» **GOAL**
Report how many lines contain "Shift". The answer is a single number.

» **RECORDS FOR THIS TASK**
/---

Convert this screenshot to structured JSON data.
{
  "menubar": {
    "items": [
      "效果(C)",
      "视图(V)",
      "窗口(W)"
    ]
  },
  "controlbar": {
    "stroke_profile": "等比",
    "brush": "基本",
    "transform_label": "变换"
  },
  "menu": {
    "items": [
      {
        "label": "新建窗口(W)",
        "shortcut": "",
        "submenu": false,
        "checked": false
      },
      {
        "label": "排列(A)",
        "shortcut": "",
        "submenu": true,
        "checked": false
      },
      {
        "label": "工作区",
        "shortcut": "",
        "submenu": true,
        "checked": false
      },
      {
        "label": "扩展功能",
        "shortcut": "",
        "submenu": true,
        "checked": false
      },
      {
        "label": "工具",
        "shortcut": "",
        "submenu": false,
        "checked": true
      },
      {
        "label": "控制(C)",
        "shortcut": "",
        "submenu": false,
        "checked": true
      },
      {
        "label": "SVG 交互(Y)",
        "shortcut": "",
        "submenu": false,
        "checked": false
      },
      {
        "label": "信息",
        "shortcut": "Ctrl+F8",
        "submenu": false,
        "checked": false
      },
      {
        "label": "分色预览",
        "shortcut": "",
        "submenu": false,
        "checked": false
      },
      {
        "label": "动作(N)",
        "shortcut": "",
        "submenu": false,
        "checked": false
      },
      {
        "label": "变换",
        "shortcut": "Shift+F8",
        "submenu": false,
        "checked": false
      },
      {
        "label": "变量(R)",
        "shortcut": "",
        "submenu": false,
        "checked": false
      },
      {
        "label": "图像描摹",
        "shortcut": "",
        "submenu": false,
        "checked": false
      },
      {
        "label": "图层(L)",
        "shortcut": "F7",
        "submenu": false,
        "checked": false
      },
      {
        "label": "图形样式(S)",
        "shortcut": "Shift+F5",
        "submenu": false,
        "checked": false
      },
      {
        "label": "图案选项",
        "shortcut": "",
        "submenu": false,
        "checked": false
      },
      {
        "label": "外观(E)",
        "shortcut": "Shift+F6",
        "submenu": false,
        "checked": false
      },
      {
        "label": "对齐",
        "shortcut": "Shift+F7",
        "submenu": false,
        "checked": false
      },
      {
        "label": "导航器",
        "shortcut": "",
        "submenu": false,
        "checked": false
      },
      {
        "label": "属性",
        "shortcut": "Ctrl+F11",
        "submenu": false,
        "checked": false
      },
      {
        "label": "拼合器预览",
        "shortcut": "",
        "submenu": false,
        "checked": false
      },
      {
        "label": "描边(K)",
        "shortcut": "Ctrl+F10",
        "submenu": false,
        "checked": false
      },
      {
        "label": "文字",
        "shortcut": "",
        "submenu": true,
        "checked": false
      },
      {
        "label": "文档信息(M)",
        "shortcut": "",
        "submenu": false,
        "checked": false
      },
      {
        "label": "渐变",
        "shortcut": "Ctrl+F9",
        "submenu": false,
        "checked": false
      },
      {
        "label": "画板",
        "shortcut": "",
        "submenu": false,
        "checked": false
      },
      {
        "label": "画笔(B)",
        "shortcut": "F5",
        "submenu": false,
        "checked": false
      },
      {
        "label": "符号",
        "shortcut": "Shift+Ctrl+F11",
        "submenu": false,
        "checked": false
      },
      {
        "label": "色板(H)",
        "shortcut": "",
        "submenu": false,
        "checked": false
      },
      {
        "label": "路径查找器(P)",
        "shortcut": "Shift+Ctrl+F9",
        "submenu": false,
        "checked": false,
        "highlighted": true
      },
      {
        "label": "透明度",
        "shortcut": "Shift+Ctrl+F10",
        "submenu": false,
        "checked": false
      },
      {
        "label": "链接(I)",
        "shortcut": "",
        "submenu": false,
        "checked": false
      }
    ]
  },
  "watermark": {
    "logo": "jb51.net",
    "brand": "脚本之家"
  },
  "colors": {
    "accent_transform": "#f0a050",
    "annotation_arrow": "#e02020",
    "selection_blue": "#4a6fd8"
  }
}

\---

» **CORRECT RESULT**
7